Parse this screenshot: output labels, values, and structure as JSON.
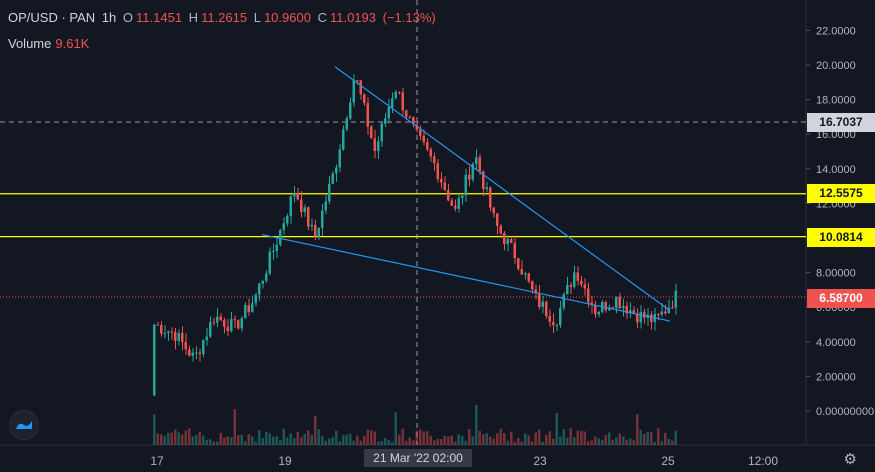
{
  "legend": {
    "symbol": "OP/USD · PAN",
    "interval": "1h",
    "open_label": "O",
    "open": "11.1451",
    "high_label": "H",
    "high": "11.2615",
    "low_label": "L",
    "low": "10.9600",
    "close_label": "C",
    "close": "11.0193",
    "change": "(−1.13%)"
  },
  "volume": {
    "label": "Volume",
    "value": "9.61K"
  },
  "price_axis": {
    "ticks": [
      "22.0000",
      "20.0000",
      "18.0000",
      "16.0000",
      "14.0000",
      "12.0000",
      "10.0000",
      "8.00000",
      "6.00000",
      "4.00000",
      "2.00000",
      "0.00000000"
    ],
    "tick_values": [
      22,
      20,
      18,
      16,
      14,
      12,
      10,
      8,
      6,
      4,
      2,
      0
    ]
  },
  "time_axis": {
    "labels": [
      "17",
      "19",
      "21 Mar '22",
      "02:00",
      "23",
      "25",
      "12:00"
    ]
  },
  "tags": {
    "crosshair": "16.7037",
    "level_high": "12.5575",
    "level_low": "10.0814",
    "last_price": "6.58700"
  },
  "colors": {
    "background": "#131722",
    "up": "#26a69a",
    "down": "#ef5350",
    "horizontal_line": "#ffff00",
    "trend_line": "#2196f3"
  },
  "chart_data": {
    "type": "candlestick",
    "symbol": "OP/USD",
    "timeframe": "1h",
    "ylim": [
      0,
      22.5
    ],
    "horizontal_levels": [
      12.5575,
      10.0814
    ],
    "crosshair_price": 16.7037,
    "last_price": 6.587,
    "close_path": [
      {
        "t": "17",
        "v": 5.0
      },
      {
        "t": "17",
        "v": 4.5
      },
      {
        "t": "18",
        "v": 3.0
      },
      {
        "t": "18",
        "v": 5.5
      },
      {
        "t": "18",
        "v": 4.8
      },
      {
        "t": "19",
        "v": 6.5
      },
      {
        "t": "19",
        "v": 9.5
      },
      {
        "t": "19",
        "v": 12.8
      },
      {
        "t": "19",
        "v": 10.0
      },
      {
        "t": "20",
        "v": 14.0
      },
      {
        "t": "20",
        "v": 19.5
      },
      {
        "t": "20",
        "v": 15.0
      },
      {
        "t": "20",
        "v": 18.8
      },
      {
        "t": "21",
        "v": 16.0
      },
      {
        "t": "21",
        "v": 14.2
      },
      {
        "t": "21",
        "v": 11.5
      },
      {
        "t": "21",
        "v": 14.8
      },
      {
        "t": "22",
        "v": 10.8
      },
      {
        "t": "22",
        "v": 9.0
      },
      {
        "t": "22",
        "v": 6.5
      },
      {
        "t": "23",
        "v": 5.2
      },
      {
        "t": "23",
        "v": 8.2
      },
      {
        "t": "23",
        "v": 5.8
      },
      {
        "t": "24",
        "v": 6.5
      },
      {
        "t": "24",
        "v": 5.6
      },
      {
        "t": "25",
        "v": 5.2
      },
      {
        "t": "25",
        "v": 6.6
      }
    ]
  }
}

● DIRECTION
Write every entry out again exactly, dropping the pictures.

● PROBLEM SOLUTION
Parse this screenshot: output labels, values, and structure as JSON.
{
  "legend": {
    "symbol": "OP/USD · PAN",
    "interval": "1h",
    "open_label": "O",
    "open": "11.1451",
    "high_label": "H",
    "high": "11.2615",
    "low_label": "L",
    "low": "10.9600",
    "close_label": "C",
    "close": "11.0193",
    "change": "(−1.13%)"
  },
  "volume": {
    "label": "Volume",
    "value": "9.61K"
  },
  "price_axis": {
    "ticks": [
      "22.0000",
      "20.0000",
      "18.0000",
      "16.0000",
      "14.0000",
      "12.0000",
      "10.0000",
      "8.00000",
      "6.00000",
      "4.00000",
      "2.00000",
      "0.00000000"
    ],
    "tick_values": [
      22,
      20,
      18,
      16,
      14,
      12,
      10,
      8,
      6,
      4,
      2,
      0
    ]
  },
  "time_axis": {
    "labels": [
      "17",
      "19",
      "21 Mar '22",
      "02:00",
      "23",
      "25",
      "12:00"
    ]
  },
  "tags": {
    "crosshair": "16.7037",
    "level_high": "12.5575",
    "level_low": "10.0814",
    "last_price": "6.58700"
  },
  "colors": {
    "background": "#131722",
    "up": "#26a69a",
    "down": "#ef5350",
    "horizontal_line": "#ffff00",
    "trend_line": "#2196f3"
  },
  "chart_data": {
    "type": "candlestick",
    "symbol": "OP/USD",
    "timeframe": "1h",
    "ylim": [
      0,
      22.5
    ],
    "horizontal_levels": [
      12.5575,
      10.0814
    ],
    "crosshair_price": 16.7037,
    "last_price": 6.587,
    "close_path": [
      {
        "t": "17",
        "v": 5.0
      },
      {
        "t": "17",
        "v": 4.5
      },
      {
        "t": "18",
        "v": 3.0
      },
      {
        "t": "18",
        "v": 5.5
      },
      {
        "t": "18",
        "v": 4.8
      },
      {
        "t": "19",
        "v": 6.5
      },
      {
        "t": "19",
        "v": 9.5
      },
      {
        "t": "19",
        "v": 12.8
      },
      {
        "t": "19",
        "v": 10.0
      },
      {
        "t": "20",
        "v": 14.0
      },
      {
        "t": "20",
        "v": 19.5
      },
      {
        "t": "20",
        "v": 15.0
      },
      {
        "t": "20",
        "v": 18.8
      },
      {
        "t": "21",
        "v": 16.0
      },
      {
        "t": "21",
        "v": 14.2
      },
      {
        "t": "21",
        "v": 11.5
      },
      {
        "t": "21",
        "v": 14.8
      },
      {
        "t": "22",
        "v": 10.8
      },
      {
        "t": "22",
        "v": 9.0
      },
      {
        "t": "22",
        "v": 6.5
      },
      {
        "t": "23",
        "v": 5.2
      },
      {
        "t": "23",
        "v": 8.2
      },
      {
        "t": "23",
        "v": 5.8
      },
      {
        "t": "24",
        "v": 6.5
      },
      {
        "t": "24",
        "v": 5.6
      },
      {
        "t": "25",
        "v": 5.2
      },
      {
        "t": "25",
        "v": 6.6
      }
    ]
  }
}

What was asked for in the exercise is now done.